Extract the records below word for word and ignore the images.
▽
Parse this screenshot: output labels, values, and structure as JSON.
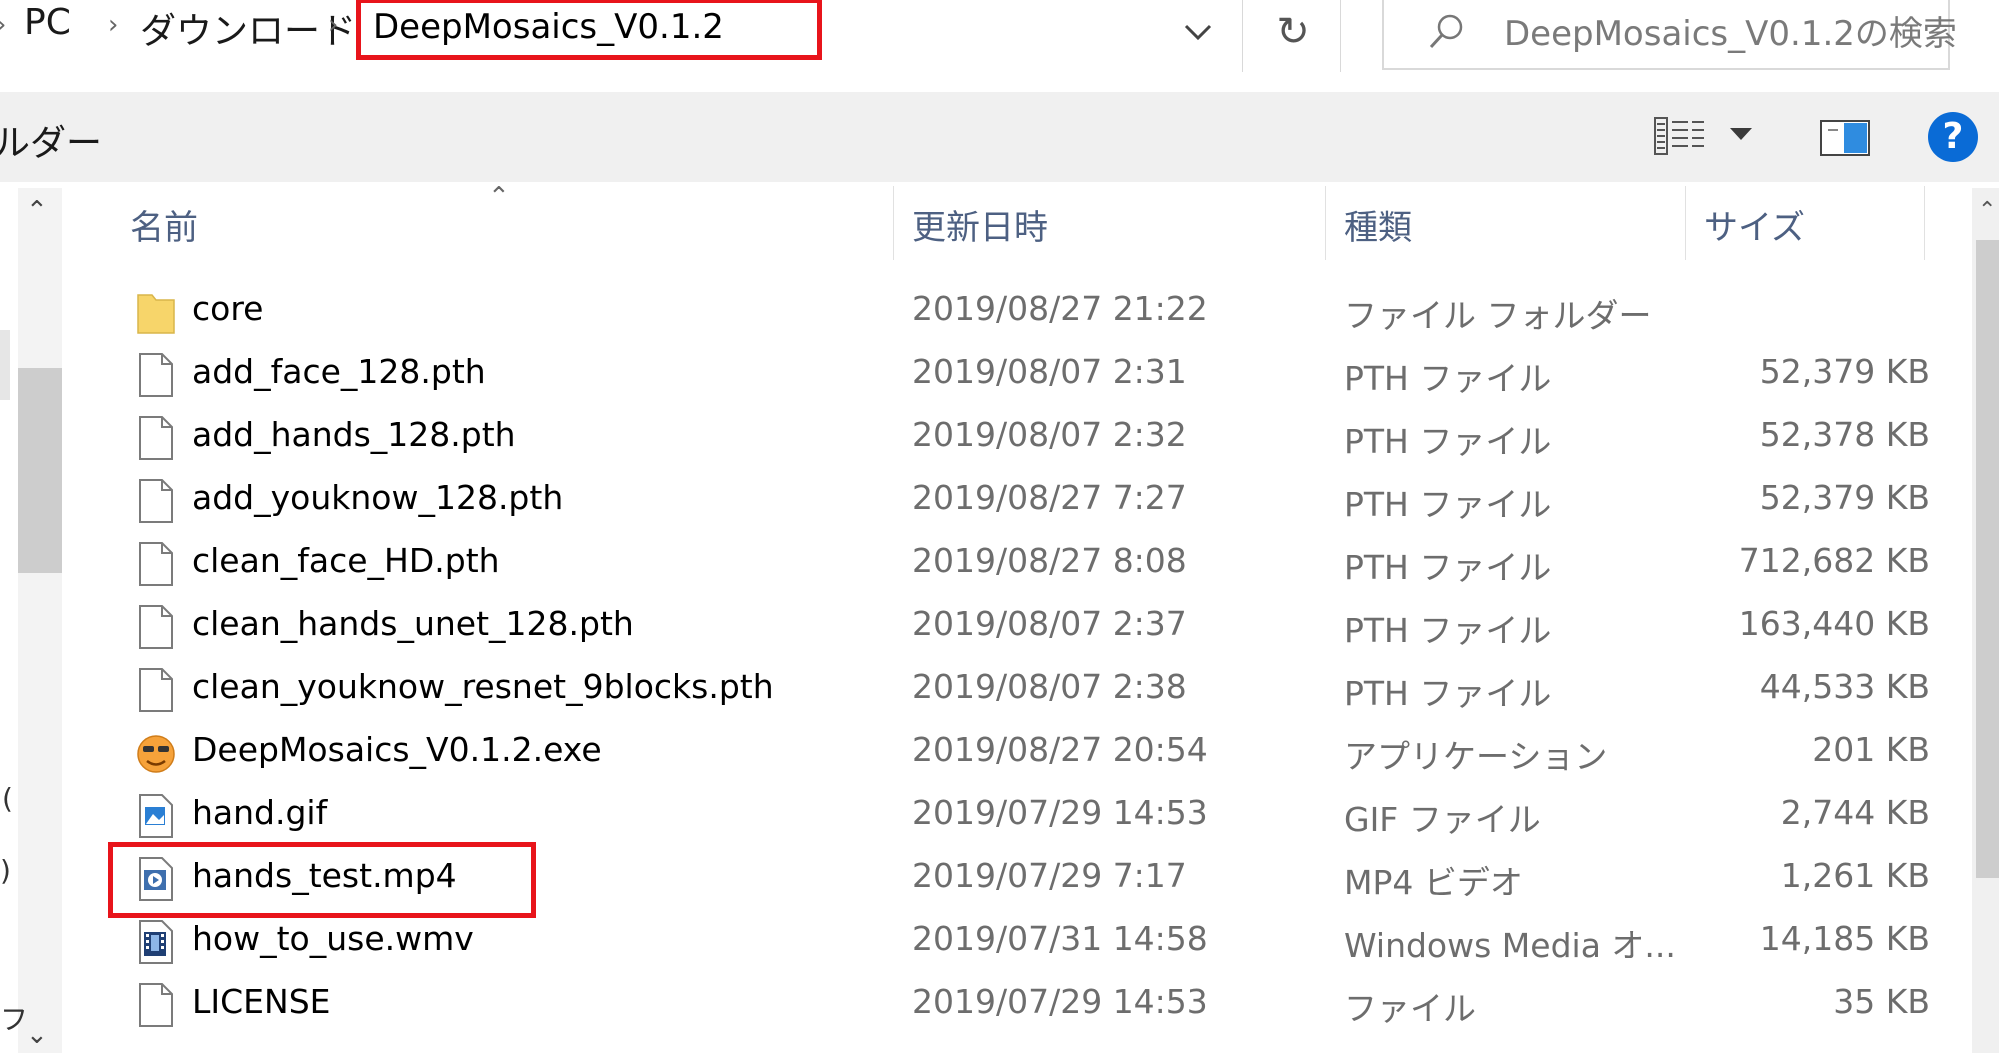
{
  "address_bar": {
    "crumbs": [
      "PC",
      "ダウンロード"
    ],
    "current_folder": "DeepMosaics_V0.1.2",
    "search_placeholder": "DeepMosaics_V0.1.2の検索",
    "refresh_glyph": "↻",
    "icons": [
      "chevron-down-icon",
      "refresh-icon",
      "search-icon"
    ]
  },
  "toolbar": {
    "folder_label": "ルダー",
    "help_glyph": "?",
    "icons": [
      "details-view-icon",
      "view-dropdown-icon",
      "preview-pane-icon",
      "help-icon"
    ]
  },
  "nav_pane": {
    "marks": [
      "(",
      ")",
      "フ"
    ]
  },
  "columns": {
    "name": "名前",
    "date": "更新日時",
    "type": "種類",
    "size": "サイズ"
  },
  "files": [
    {
      "name": "core",
      "date": "2019/08/27 21:22",
      "type": "ファイル フォルダー",
      "size": "",
      "icon": "folder-icon"
    },
    {
      "name": "add_face_128.pth",
      "date": "2019/08/07 2:31",
      "type": "PTH ファイル",
      "size": "52,379 KB",
      "icon": "document-icon"
    },
    {
      "name": "add_hands_128.pth",
      "date": "2019/08/07 2:32",
      "type": "PTH ファイル",
      "size": "52,378 KB",
      "icon": "document-icon"
    },
    {
      "name": "add_youknow_128.pth",
      "date": "2019/08/27 7:27",
      "type": "PTH ファイル",
      "size": "52,379 KB",
      "icon": "document-icon"
    },
    {
      "name": "clean_face_HD.pth",
      "date": "2019/08/27 8:08",
      "type": "PTH ファイル",
      "size": "712,682 KB",
      "icon": "document-icon"
    },
    {
      "name": "clean_hands_unet_128.pth",
      "date": "2019/08/07 2:37",
      "type": "PTH ファイル",
      "size": "163,440 KB",
      "icon": "document-icon"
    },
    {
      "name": "clean_youknow_resnet_9blocks.pth",
      "date": "2019/08/07 2:38",
      "type": "PTH ファイル",
      "size": "44,533 KB",
      "icon": "document-icon"
    },
    {
      "name": "DeepMosaics_V0.1.2.exe",
      "date": "2019/08/27 20:54",
      "type": "アプリケーション",
      "size": "201 KB",
      "icon": "app-emoji-icon"
    },
    {
      "name": "hand.gif",
      "date": "2019/07/29 14:53",
      "type": "GIF ファイル",
      "size": "2,744 KB",
      "icon": "image-file-icon"
    },
    {
      "name": "hands_test.mp4",
      "date": "2019/07/29 7:17",
      "type": "MP4 ビデオ",
      "size": "1,261 KB",
      "icon": "video-file-icon"
    },
    {
      "name": "how_to_use.wmv",
      "date": "2019/07/31 14:58",
      "type": "Windows Media オ...",
      "size": "14,185 KB",
      "icon": "film-file-icon"
    },
    {
      "name": "LICENSE",
      "date": "2019/07/29 14:53",
      "type": "ファイル",
      "size": "35 KB",
      "icon": "document-icon"
    }
  ],
  "colors": {
    "highlight": "#e8141b",
    "header_text": "#4d6082",
    "muted_text": "#6d6d6d",
    "help_blue": "#0a6bd6",
    "folder_yellow": "#f7d56a"
  }
}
△
## TASK SOLUTION
Parse this screenshot: output labels, values, and structure as JSON.
{
  "address_bar": {
    "crumbs": [
      "PC",
      "ダウンロード"
    ],
    "current_folder": "DeepMosaics_V0.1.2",
    "search_placeholder": "DeepMosaics_V0.1.2の検索",
    "refresh_glyph": "↻",
    "icons": [
      "chevron-down-icon",
      "refresh-icon",
      "search-icon"
    ]
  },
  "toolbar": {
    "folder_label": "ルダー",
    "help_glyph": "?",
    "icons": [
      "details-view-icon",
      "view-dropdown-icon",
      "preview-pane-icon",
      "help-icon"
    ]
  },
  "nav_pane": {
    "marks": [
      "(",
      ")",
      "フ"
    ]
  },
  "columns": {
    "name": "名前",
    "date": "更新日時",
    "type": "種類",
    "size": "サイズ"
  },
  "files": [
    {
      "name": "core",
      "date": "2019/08/27 21:22",
      "type": "ファイル フォルダー",
      "size": "",
      "icon": "folder-icon"
    },
    {
      "name": "add_face_128.pth",
      "date": "2019/08/07 2:31",
      "type": "PTH ファイル",
      "size": "52,379 KB",
      "icon": "document-icon"
    },
    {
      "name": "add_hands_128.pth",
      "date": "2019/08/07 2:32",
      "type": "PTH ファイル",
      "size": "52,378 KB",
      "icon": "document-icon"
    },
    {
      "name": "add_youknow_128.pth",
      "date": "2019/08/27 7:27",
      "type": "PTH ファイル",
      "size": "52,379 KB",
      "icon": "document-icon"
    },
    {
      "name": "clean_face_HD.pth",
      "date": "2019/08/27 8:08",
      "type": "PTH ファイル",
      "size": "712,682 KB",
      "icon": "document-icon"
    },
    {
      "name": "clean_hands_unet_128.pth",
      "date": "2019/08/07 2:37",
      "type": "PTH ファイル",
      "size": "163,440 KB",
      "icon": "document-icon"
    },
    {
      "name": "clean_youknow_resnet_9blocks.pth",
      "date": "2019/08/07 2:38",
      "type": "PTH ファイル",
      "size": "44,533 KB",
      "icon": "document-icon"
    },
    {
      "name": "DeepMosaics_V0.1.2.exe",
      "date": "2019/08/27 20:54",
      "type": "アプリケーション",
      "size": "201 KB",
      "icon": "app-emoji-icon"
    },
    {
      "name": "hand.gif",
      "date": "2019/07/29 14:53",
      "type": "GIF ファイル",
      "size": "2,744 KB",
      "icon": "image-file-icon"
    },
    {
      "name": "hands_test.mp4",
      "date": "2019/07/29 7:17",
      "type": "MP4 ビデオ",
      "size": "1,261 KB",
      "icon": "video-file-icon"
    },
    {
      "name": "how_to_use.wmv",
      "date": "2019/07/31 14:58",
      "type": "Windows Media オ...",
      "size": "14,185 KB",
      "icon": "film-file-icon"
    },
    {
      "name": "LICENSE",
      "date": "2019/07/29 14:53",
      "type": "ファイル",
      "size": "35 KB",
      "icon": "document-icon"
    }
  ],
  "colors": {
    "highlight": "#e8141b",
    "header_text": "#4d6082",
    "muted_text": "#6d6d6d",
    "help_blue": "#0a6bd6",
    "folder_yellow": "#f7d56a"
  }
}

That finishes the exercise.